Raw records
-------

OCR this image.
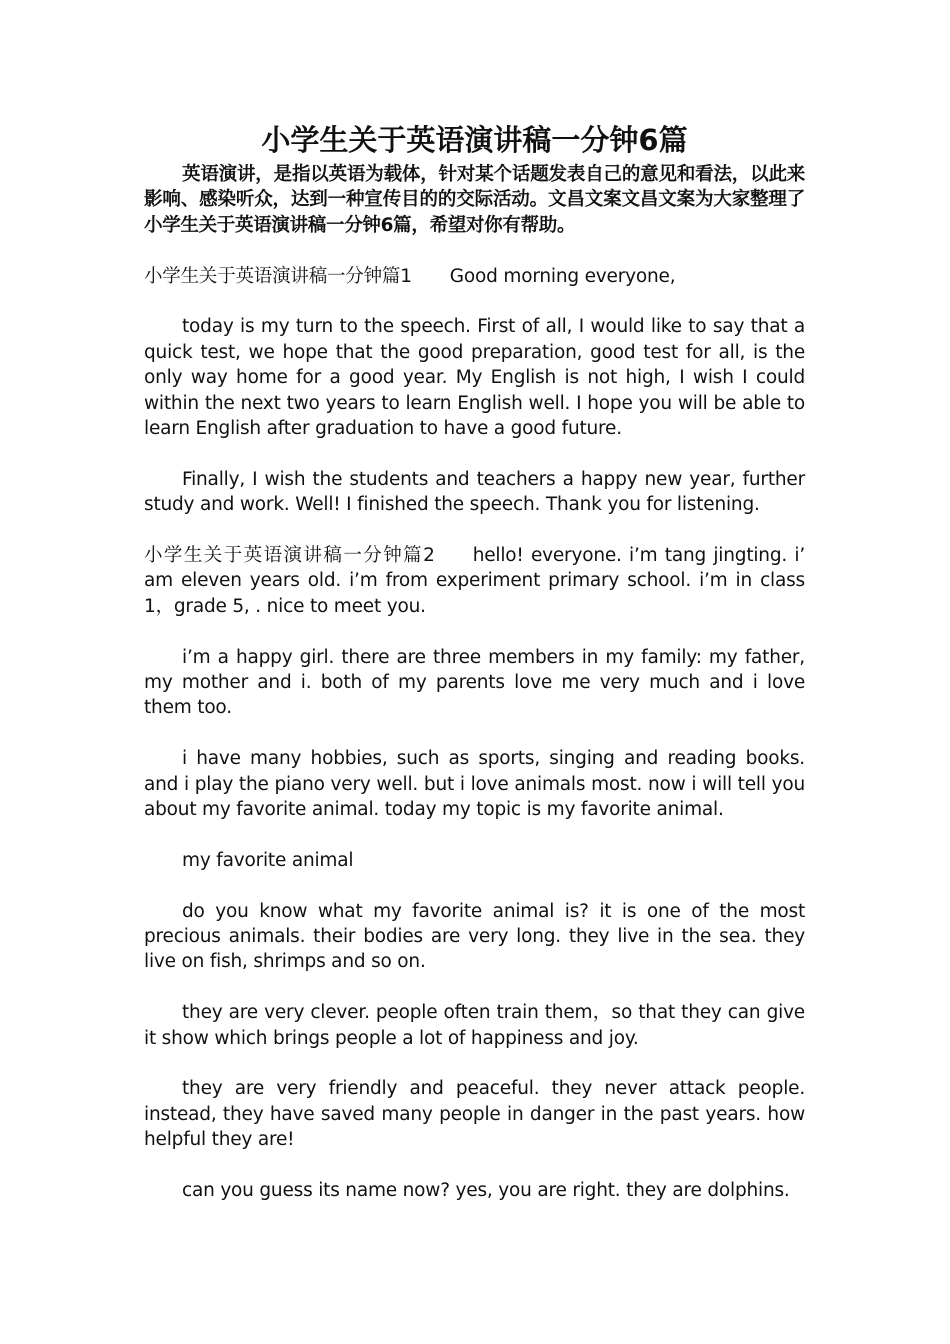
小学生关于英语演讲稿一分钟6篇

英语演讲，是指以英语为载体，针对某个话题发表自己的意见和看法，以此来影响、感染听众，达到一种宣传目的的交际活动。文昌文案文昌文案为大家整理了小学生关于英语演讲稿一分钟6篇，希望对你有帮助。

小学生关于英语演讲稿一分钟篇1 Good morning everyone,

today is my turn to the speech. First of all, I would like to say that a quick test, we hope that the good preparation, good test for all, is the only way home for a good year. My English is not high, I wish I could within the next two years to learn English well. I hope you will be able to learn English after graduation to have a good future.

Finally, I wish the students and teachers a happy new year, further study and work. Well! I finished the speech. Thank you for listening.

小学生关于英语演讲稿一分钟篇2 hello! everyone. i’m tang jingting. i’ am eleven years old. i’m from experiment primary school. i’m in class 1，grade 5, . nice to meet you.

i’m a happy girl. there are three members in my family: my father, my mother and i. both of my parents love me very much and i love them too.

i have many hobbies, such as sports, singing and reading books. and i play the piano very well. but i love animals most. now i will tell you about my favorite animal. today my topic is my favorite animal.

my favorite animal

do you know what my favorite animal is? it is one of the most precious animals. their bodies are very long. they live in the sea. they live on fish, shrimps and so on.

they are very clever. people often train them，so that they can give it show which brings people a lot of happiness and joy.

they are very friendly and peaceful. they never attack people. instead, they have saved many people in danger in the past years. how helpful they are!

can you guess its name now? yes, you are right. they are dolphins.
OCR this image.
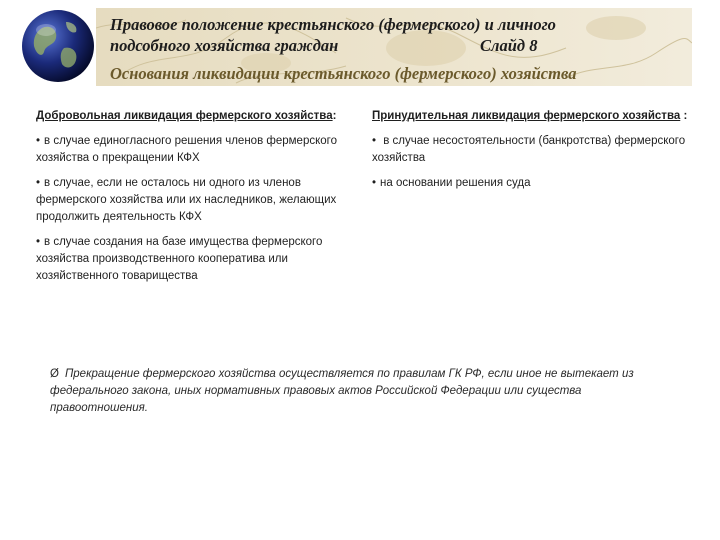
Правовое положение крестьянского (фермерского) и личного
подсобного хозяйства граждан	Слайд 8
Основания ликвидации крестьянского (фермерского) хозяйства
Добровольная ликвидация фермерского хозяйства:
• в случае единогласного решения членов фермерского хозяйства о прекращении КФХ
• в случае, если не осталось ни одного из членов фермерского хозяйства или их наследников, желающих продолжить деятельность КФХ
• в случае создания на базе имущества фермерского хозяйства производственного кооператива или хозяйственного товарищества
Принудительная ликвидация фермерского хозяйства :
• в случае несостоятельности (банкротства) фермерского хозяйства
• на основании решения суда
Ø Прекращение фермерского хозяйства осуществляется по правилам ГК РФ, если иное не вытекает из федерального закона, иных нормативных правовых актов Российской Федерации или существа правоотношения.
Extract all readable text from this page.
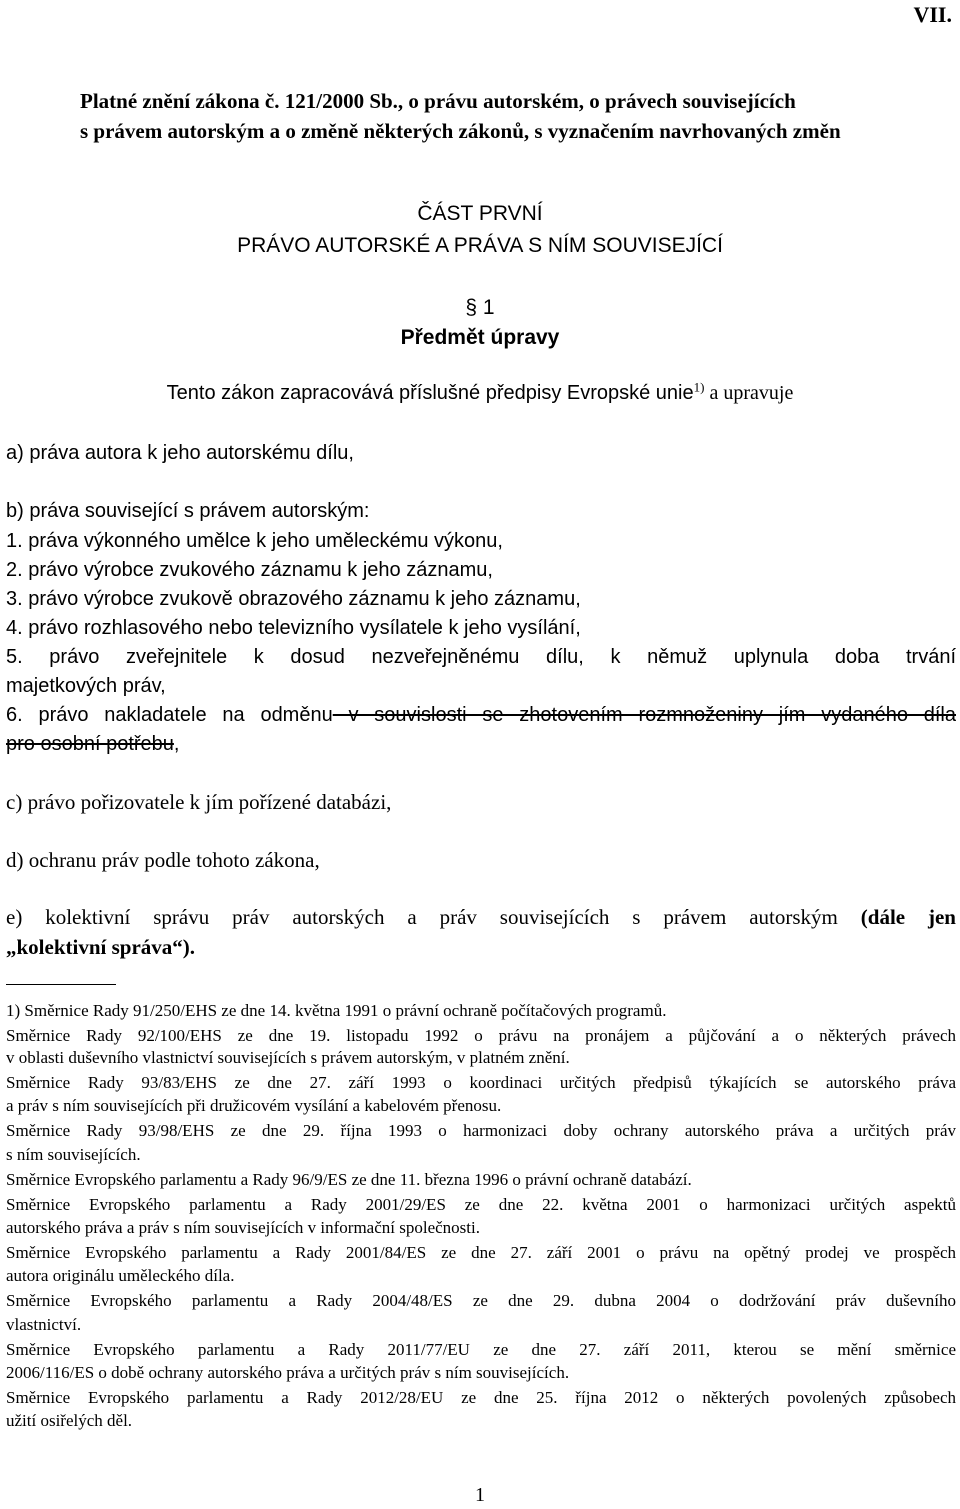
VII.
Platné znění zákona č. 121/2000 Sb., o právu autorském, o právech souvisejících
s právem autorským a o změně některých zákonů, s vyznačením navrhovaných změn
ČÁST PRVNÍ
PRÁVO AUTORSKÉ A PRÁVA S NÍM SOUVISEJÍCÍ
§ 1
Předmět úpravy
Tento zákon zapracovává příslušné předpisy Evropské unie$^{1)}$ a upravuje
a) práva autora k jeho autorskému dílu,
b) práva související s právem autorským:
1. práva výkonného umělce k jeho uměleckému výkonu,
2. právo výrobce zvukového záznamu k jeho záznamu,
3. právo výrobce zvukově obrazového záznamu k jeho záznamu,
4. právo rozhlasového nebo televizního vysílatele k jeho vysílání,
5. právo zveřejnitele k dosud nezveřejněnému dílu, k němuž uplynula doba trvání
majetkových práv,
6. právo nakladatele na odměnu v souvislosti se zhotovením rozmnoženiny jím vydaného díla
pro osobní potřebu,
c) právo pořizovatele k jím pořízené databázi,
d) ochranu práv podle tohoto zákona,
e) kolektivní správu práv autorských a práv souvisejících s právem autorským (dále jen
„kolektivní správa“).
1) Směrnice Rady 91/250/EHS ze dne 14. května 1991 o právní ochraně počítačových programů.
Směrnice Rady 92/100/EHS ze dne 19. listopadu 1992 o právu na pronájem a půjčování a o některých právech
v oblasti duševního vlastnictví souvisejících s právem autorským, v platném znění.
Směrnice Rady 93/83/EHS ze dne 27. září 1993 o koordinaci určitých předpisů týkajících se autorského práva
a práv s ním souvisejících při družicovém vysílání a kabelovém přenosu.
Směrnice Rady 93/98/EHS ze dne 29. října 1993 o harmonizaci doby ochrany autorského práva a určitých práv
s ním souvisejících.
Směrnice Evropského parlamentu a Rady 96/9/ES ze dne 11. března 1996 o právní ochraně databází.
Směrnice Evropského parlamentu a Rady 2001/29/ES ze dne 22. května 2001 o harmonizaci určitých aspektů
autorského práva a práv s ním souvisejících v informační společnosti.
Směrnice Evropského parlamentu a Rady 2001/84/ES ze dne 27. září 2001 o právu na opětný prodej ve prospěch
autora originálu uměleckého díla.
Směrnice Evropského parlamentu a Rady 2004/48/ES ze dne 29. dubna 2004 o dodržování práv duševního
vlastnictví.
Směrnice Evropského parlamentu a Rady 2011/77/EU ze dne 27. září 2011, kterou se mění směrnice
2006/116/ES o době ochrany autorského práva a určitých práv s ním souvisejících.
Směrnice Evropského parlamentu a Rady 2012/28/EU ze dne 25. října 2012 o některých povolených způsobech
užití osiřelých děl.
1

-------

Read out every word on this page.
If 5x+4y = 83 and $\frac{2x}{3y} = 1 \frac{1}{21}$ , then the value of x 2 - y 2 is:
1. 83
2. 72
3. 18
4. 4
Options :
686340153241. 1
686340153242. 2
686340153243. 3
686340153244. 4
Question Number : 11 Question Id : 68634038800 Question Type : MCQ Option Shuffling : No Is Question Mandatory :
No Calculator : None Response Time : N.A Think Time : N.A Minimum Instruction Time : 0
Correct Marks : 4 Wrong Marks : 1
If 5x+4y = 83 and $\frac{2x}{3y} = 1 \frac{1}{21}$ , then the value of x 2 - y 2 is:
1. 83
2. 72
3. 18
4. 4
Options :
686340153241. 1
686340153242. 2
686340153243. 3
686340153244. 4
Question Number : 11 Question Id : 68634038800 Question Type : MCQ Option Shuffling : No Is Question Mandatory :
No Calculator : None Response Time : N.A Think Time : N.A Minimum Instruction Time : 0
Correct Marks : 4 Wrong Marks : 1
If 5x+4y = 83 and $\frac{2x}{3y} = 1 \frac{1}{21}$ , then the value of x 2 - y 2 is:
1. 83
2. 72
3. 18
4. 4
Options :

-------

Provide only the count of lines in the material above that hold the word "happy".

2